**Task statement:**
Repeat the records below exactly, leaving out any pictures.
***
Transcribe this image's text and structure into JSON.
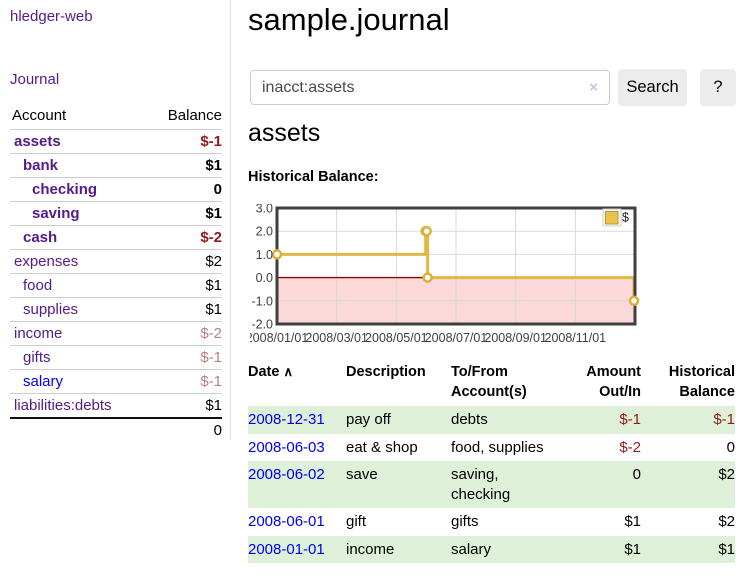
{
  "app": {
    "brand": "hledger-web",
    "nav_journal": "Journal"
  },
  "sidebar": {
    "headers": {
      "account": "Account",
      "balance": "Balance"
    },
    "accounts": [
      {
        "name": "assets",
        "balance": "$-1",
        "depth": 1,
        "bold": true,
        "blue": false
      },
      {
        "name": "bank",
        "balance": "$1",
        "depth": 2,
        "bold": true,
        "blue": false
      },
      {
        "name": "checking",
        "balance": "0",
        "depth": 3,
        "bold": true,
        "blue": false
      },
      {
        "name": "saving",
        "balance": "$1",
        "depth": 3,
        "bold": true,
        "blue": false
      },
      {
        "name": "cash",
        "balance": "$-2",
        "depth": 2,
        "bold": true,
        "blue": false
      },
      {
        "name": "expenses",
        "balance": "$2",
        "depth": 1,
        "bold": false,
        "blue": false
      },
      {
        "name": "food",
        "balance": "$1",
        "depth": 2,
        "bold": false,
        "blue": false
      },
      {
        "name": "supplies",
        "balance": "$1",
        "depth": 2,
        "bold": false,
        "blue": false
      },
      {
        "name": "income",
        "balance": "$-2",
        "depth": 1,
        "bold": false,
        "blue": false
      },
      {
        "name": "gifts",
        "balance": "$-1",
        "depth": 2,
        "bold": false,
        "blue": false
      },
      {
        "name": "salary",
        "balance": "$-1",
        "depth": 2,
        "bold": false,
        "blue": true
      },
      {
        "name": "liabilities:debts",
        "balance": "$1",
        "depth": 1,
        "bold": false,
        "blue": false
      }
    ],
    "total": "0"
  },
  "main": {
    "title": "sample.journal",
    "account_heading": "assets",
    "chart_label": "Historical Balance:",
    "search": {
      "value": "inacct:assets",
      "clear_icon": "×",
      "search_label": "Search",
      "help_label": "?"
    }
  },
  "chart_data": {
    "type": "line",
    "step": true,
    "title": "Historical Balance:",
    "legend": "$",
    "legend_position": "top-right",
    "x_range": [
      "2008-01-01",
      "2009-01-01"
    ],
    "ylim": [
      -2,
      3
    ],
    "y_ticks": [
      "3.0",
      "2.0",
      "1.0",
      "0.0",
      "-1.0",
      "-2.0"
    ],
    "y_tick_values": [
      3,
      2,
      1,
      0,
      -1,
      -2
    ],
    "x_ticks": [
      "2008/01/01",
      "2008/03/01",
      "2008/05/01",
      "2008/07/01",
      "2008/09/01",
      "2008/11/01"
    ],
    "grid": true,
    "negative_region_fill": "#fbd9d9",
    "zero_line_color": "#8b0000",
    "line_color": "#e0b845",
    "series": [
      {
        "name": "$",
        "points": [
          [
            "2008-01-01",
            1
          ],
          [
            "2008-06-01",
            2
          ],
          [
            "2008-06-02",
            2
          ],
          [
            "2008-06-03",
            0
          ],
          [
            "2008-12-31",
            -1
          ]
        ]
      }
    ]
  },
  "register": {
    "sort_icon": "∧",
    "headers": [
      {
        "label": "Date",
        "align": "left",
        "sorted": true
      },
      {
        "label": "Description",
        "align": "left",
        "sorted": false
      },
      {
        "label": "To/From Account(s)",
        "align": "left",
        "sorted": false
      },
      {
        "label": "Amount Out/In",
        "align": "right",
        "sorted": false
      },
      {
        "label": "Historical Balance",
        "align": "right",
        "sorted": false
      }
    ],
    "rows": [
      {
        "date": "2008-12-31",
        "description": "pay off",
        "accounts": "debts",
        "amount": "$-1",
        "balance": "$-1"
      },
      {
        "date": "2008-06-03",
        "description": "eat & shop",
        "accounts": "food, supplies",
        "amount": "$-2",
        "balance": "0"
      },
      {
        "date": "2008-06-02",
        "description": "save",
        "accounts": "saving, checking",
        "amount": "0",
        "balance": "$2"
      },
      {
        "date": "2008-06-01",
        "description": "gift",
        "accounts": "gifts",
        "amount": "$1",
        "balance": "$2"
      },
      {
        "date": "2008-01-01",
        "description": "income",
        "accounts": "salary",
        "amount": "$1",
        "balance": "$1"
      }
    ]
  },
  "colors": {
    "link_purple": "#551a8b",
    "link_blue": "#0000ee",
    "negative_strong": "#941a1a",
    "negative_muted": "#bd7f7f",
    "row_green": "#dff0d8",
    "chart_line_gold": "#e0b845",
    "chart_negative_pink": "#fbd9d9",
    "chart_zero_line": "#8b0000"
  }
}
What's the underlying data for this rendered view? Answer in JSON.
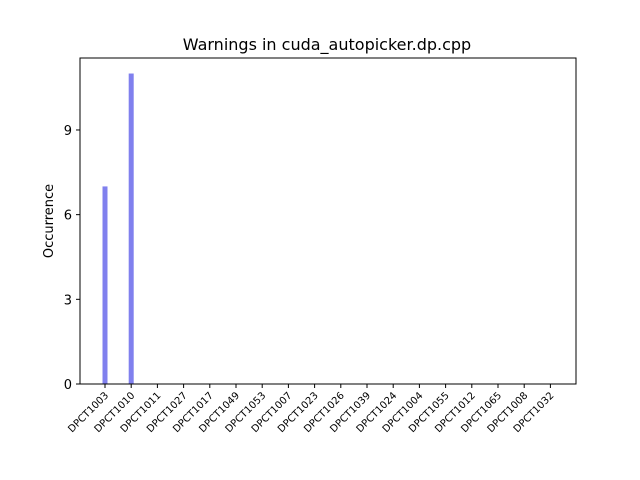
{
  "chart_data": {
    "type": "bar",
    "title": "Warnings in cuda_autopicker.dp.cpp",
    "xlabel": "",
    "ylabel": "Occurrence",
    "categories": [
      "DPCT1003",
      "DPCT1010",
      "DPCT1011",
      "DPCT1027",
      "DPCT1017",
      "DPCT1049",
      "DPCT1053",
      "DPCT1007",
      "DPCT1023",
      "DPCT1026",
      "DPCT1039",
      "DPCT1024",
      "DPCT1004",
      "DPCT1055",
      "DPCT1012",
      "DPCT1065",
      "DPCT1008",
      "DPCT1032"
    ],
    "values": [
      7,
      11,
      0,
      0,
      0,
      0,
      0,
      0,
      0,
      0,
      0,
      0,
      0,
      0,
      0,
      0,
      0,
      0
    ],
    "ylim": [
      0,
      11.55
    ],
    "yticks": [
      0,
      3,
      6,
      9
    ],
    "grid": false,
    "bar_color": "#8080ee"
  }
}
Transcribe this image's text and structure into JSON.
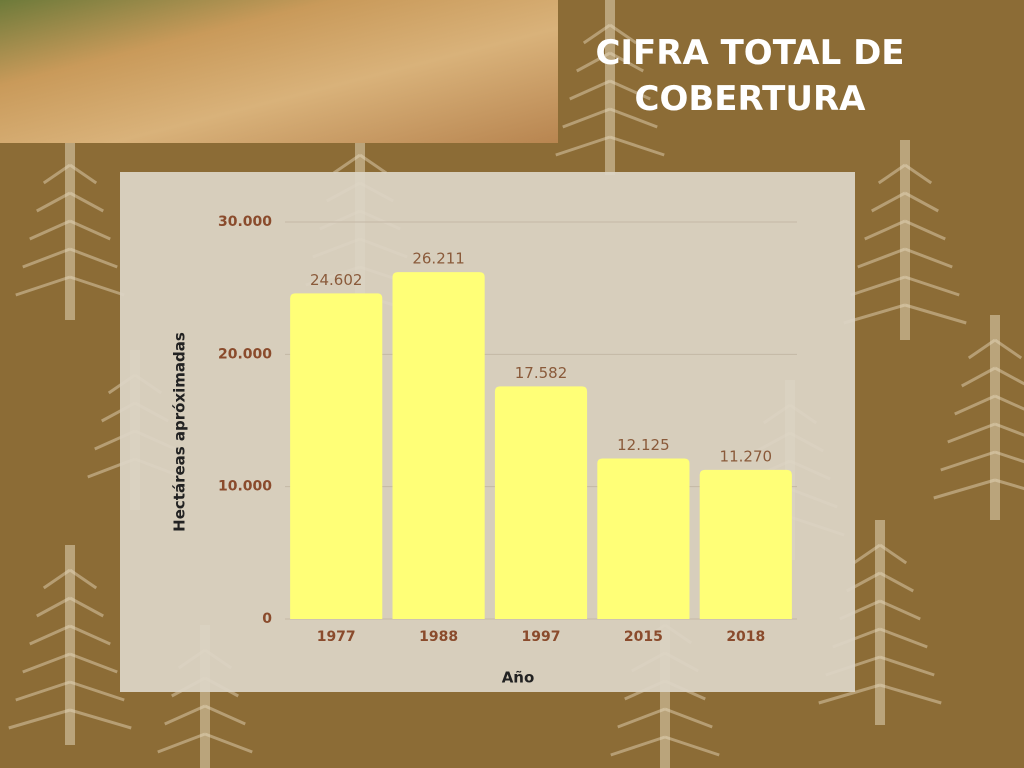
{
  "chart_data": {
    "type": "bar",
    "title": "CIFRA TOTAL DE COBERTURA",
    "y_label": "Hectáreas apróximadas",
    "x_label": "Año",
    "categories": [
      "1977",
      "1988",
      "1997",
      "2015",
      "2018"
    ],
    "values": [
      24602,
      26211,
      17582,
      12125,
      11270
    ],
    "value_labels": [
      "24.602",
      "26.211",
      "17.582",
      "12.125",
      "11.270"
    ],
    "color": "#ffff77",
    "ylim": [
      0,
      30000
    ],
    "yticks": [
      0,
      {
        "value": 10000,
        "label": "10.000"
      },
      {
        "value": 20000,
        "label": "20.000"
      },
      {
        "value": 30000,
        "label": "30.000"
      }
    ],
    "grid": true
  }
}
***
**Exercise response:**
Transcribe this image's text and structure into JSON.
{
  "app": {
    "brand": "hledger-web",
    "nav_journal": "Journal"
  },
  "sidebar": {
    "headers": {
      "account": "Account",
      "balance": "Balance"
    },
    "accounts": [
      {
        "name": "assets",
        "balance": "$-1",
        "depth": 1,
        "bold": true,
        "blue": false
      },
      {
        "name": "bank",
        "balance": "$1",
        "depth": 2,
        "bold": true,
        "blue": false
      },
      {
        "name": "checking",
        "balance": "0",
        "depth": 3,
        "bold": true,
        "blue": false
      },
      {
        "name": "saving",
        "balance": "$1",
        "depth": 3,
        "bold": true,
        "blue": false
      },
      {
        "name": "cash",
        "balance": "$-2",
        "depth": 2,
        "bold": true,
        "blue": false
      },
      {
        "name": "expenses",
        "balance": "$2",
        "depth": 1,
        "bold": false,
        "blue": false
      },
      {
        "name": "food",
        "balance": "$1",
        "depth": 2,
        "bold": false,
        "blue": false
      },
      {
        "name": "supplies",
        "balance": "$1",
        "depth": 2,
        "bold": false,
        "blue": false
      },
      {
        "name": "income",
        "balance": "$-2",
        "depth": 1,
        "bold": false,
        "blue": false
      },
      {
        "name": "gifts",
        "balance": "$-1",
        "depth": 2,
        "bold": false,
        "blue": false
      },
      {
        "name": "salary",
        "balance": "$-1",
        "depth": 2,
        "bold": false,
        "blue": true
      },
      {
        "name": "liabilities:debts",
        "balance": "$1",
        "depth": 1,
        "bold": false,
        "blue": false
      }
    ],
    "total": "0"
  },
  "main": {
    "title": "sample.journal",
    "account_heading": "assets",
    "chart_label": "Historical Balance:",
    "search": {
      "value": "inacct:assets",
      "clear_icon": "×",
      "search_label": "Search",
      "help_label": "?"
    }
  },
  "chart_data": {
    "type": "line",
    "step": true,
    "title": "Historical Balance:",
    "legend": "$",
    "legend_position": "top-right",
    "x_range": [
      "2008-01-01",
      "2009-01-01"
    ],
    "ylim": [
      -2,
      3
    ],
    "y_ticks": [
      "3.0",
      "2.0",
      "1.0",
      "0.0",
      "-1.0",
      "-2.0"
    ],
    "y_tick_values": [
      3,
      2,
      1,
      0,
      -1,
      -2
    ],
    "x_ticks": [
      "2008/01/01",
      "2008/03/01",
      "2008/05/01",
      "2008/07/01",
      "2008/09/01",
      "2008/11/01"
    ],
    "grid": true,
    "negative_region_fill": "#fbd9d9",
    "zero_line_color": "#8b0000",
    "line_color": "#e0b845",
    "series": [
      {
        "name": "$",
        "points": [
          [
            "2008-01-01",
            1
          ],
          [
            "2008-06-01",
            2
          ],
          [
            "2008-06-02",
            2
          ],
          [
            "2008-06-03",
            0
          ],
          [
            "2008-12-31",
            -1
          ]
        ]
      }
    ]
  },
  "register": {
    "sort_icon": "∧",
    "headers": [
      {
        "label": "Date",
        "align": "left",
        "sorted": true
      },
      {
        "label": "Description",
        "align": "left",
        "sorted": false
      },
      {
        "label": "To/From Account(s)",
        "align": "left",
        "sorted": false
      },
      {
        "label": "Amount Out/In",
        "align": "right",
        "sorted": false
      },
      {
        "label": "Historical Balance",
        "align": "right",
        "sorted": false
      }
    ],
    "rows": [
      {
        "date": "2008-12-31",
        "description": "pay off",
        "accounts": "debts",
        "amount": "$-1",
        "balance": "$-1"
      },
      {
        "date": "2008-06-03",
        "description": "eat & shop",
        "accounts": "food, supplies",
        "amount": "$-2",
        "balance": "0"
      },
      {
        "date": "2008-06-02",
        "description": "save",
        "accounts": "saving, checking",
        "amount": "0",
        "balance": "$2"
      },
      {
        "date": "2008-06-01",
        "description": "gift",
        "accounts": "gifts",
        "amount": "$1",
        "balance": "$2"
      },
      {
        "date": "2008-01-01",
        "description": "income",
        "accounts": "salary",
        "amount": "$1",
        "balance": "$1"
      }
    ]
  },
  "colors": {
    "link_purple": "#551a8b",
    "link_blue": "#0000ee",
    "negative_strong": "#941a1a",
    "negative_muted": "#bd7f7f",
    "row_green": "#dff0d8",
    "chart_line_gold": "#e0b845",
    "chart_negative_pink": "#fbd9d9",
    "chart_zero_line": "#8b0000"
  }
}
What's the underlying data for this rendered view? Answer in JSON.
{
  "chart_data": {
    "type": "bar",
    "title": "Warnings in cuda_autopicker.dp.cpp",
    "xlabel": "",
    "ylabel": "Occurrence",
    "categories": [
      "DPCT1003",
      "DPCT1010",
      "DPCT1011",
      "DPCT1027",
      "DPCT1017",
      "DPCT1049",
      "DPCT1053",
      "DPCT1007",
      "DPCT1023",
      "DPCT1026",
      "DPCT1039",
      "DPCT1024",
      "DPCT1004",
      "DPCT1055",
      "DPCT1012",
      "DPCT1065",
      "DPCT1008",
      "DPCT1032"
    ],
    "values": [
      7,
      11,
      0,
      0,
      0,
      0,
      0,
      0,
      0,
      0,
      0,
      0,
      0,
      0,
      0,
      0,
      0,
      0
    ],
    "ylim": [
      0,
      11.55
    ],
    "yticks": [
      0,
      3,
      6,
      9
    ],
    "grid": false,
    "bar_color": "#8080ee"
  }
}
Transcribe this image's text and structure into JSON.
{
  "chart_data": {
    "type": "bar",
    "title": "CIFRA TOTAL DE COBERTURA",
    "y_label": "Hectáreas apróximadas",
    "x_label": "Año",
    "categories": [
      "1977",
      "1988",
      "1997",
      "2015",
      "2018"
    ],
    "values": [
      24602,
      26211,
      17582,
      12125,
      11270
    ],
    "value_labels": [
      "24.602",
      "26.211",
      "17.582",
      "12.125",
      "11.270"
    ],
    "color": "#ffff77",
    "ylim": [
      0,
      30000
    ],
    "yticks": [
      0,
      {
        "value": 10000,
        "label": "10.000"
      },
      {
        "value": 20000,
        "label": "20.000"
      },
      {
        "value": 30000,
        "label": "30.000"
      }
    ],
    "grid": true
  }
}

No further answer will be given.